··· PROVIDED RECORDS ···

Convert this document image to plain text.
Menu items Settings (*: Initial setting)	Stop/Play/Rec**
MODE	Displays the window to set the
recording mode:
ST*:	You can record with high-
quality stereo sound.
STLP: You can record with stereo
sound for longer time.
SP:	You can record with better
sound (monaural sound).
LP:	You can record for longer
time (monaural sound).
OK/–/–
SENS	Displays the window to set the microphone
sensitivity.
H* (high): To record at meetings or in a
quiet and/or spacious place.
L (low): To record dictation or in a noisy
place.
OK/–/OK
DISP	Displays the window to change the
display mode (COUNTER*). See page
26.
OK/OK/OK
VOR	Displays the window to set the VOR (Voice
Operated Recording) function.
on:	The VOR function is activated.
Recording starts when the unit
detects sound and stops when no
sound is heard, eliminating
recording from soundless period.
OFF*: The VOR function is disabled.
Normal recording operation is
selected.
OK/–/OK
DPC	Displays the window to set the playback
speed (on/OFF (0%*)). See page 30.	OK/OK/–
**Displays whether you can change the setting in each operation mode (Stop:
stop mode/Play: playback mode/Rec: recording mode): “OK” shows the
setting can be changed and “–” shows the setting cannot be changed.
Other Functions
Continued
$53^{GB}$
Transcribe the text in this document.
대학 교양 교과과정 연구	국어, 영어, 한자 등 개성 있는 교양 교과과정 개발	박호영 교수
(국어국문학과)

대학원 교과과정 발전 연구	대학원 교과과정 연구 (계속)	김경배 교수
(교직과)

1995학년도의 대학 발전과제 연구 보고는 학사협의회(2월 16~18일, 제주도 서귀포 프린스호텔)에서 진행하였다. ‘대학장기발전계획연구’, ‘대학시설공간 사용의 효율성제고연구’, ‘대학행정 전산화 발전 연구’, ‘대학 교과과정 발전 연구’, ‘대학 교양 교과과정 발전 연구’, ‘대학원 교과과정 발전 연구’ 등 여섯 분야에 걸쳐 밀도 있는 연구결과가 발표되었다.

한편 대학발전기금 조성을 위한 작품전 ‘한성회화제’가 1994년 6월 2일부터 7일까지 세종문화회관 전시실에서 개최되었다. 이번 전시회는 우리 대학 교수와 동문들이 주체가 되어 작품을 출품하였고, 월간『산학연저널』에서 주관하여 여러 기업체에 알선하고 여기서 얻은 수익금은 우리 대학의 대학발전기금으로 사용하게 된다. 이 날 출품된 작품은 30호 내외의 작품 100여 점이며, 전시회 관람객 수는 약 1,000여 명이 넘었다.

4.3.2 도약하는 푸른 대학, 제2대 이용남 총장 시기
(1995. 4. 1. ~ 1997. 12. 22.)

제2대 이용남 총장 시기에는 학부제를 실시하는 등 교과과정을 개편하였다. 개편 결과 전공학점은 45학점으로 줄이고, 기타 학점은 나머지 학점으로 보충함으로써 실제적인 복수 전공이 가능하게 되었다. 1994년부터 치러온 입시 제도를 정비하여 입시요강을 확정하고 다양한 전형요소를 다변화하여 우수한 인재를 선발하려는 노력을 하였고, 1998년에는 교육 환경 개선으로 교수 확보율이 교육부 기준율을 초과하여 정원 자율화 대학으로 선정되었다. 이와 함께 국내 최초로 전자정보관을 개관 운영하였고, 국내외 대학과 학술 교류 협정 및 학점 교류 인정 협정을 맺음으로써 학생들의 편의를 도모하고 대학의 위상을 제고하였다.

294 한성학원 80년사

···

→ **SET EXERCISE**:
Restate each entry exactly, skipping none.

→ **SOLUTION**:
Convert this document image to plain text.
Menu items Settings (*: Initial setting)	Stop/Play/Rec**
MODE	Displays the window to set the
recording mode:
ST*:	You can record with high-
quality stereo sound.
STLP: You can record with stereo
sound for longer time.
SP:	You can record with better
sound (monaural sound).
LP:	You can record for longer
time (monaural sound).
OK/–/–
SENS	Displays the window to set the microphone
sensitivity.
H* (high): To record at meetings or in a
quiet and/or spacious place.
L (low): To record dictation or in a noisy
place.
OK/–/OK
DISP	Displays the window to change the
display mode (COUNTER*). See page
26.
OK/OK/OK
VOR	Displays the window to set the VOR (Voice
Operated Recording) function.
on:	The VOR function is activated.
Recording starts when the unit
detects sound and stops when no
sound is heard, eliminating
recording from soundless period.
OFF*: The VOR function is disabled.
Normal recording operation is
selected.
OK/–/OK
DPC	Displays the window to set the playback
speed (on/OFF (0%*)). See page 30.	OK/OK/–
**Displays whether you can change the setting in each operation mode (Stop:
stop mode/Play: playback mode/Rec: recording mode): “OK” shows the
setting can be changed and “–” shows the setting cannot be changed.
Other Functions
Continued
$53^{GB}$
Transcribe the text in this document.
대학 교양 교과과정 연구	국어, 영어, 한자 등 개성 있는 교양 교과과정 개발	박호영 교수
(국어국문학과)

대학원 교과과정 발전 연구	대학원 교과과정 연구 (계속)	김경배 교수
(교직과)

1995학년도의 대학 발전과제 연구 보고는 학사협의회(2월 16~18일, 제주도 서귀포 프린스호텔)에서 진행하였다. ‘대학장기발전계획연구’, ‘대학시설공간 사용의 효율성제고연구’, ‘대학행정 전산화 발전 연구’, ‘대학 교과과정 발전 연구’, ‘대학 교양 교과과정 발전 연구’, ‘대학원 교과과정 발전 연구’ 등 여섯 분야에 걸쳐 밀도 있는 연구결과가 발표되었다.

한편 대학발전기금 조성을 위한 작품전 ‘한성회화제’가 1994년 6월 2일부터 7일까지 세종문화회관 전시실에서 개최되었다. 이번 전시회는 우리 대학 교수와 동문들이 주체가 되어 작품을 출품하였고, 월간『산학연저널』에서 주관하여 여러 기업체에 알선하고 여기서 얻은 수익금은 우리 대학의 대학발전기금으로 사용하게 된다. 이 날 출품된 작품은 30호 내외의 작품 100여 점이며, 전시회 관람객 수는 약 1,000여 명이 넘었다.

4.3.2 도약하는 푸른 대학, 제2대 이용남 총장 시기
(1995. 4. 1. ~ 1997. 12. 22.)

제2대 이용남 총장 시기에는 학부제를 실시하는 등 교과과정을 개편하였다. 개편 결과 전공학점은 45학점으로 줄이고, 기타 학점은 나머지 학점으로 보충함으로써 실제적인 복수 전공이 가능하게 되었다. 1994년부터 치러온 입시 제도를 정비하여 입시요강을 확정하고 다양한 전형요소를 다변화하여 우수한 인재를 선발하려는 노력을 하였고, 1998년에는 교육 환경 개선으로 교수 확보율이 교육부 기준율을 초과하여 정원 자율화 대학으로 선정되었다. 이와 함께 국내 최초로 전자정보관을 개관 운영하였고, 국내외 대학과 학술 교류 협정 및 학점 교류 인정 협정을 맺음으로써 학생들의 편의를 도모하고 대학의 위상을 제고하였다.

294 한성학원 80년사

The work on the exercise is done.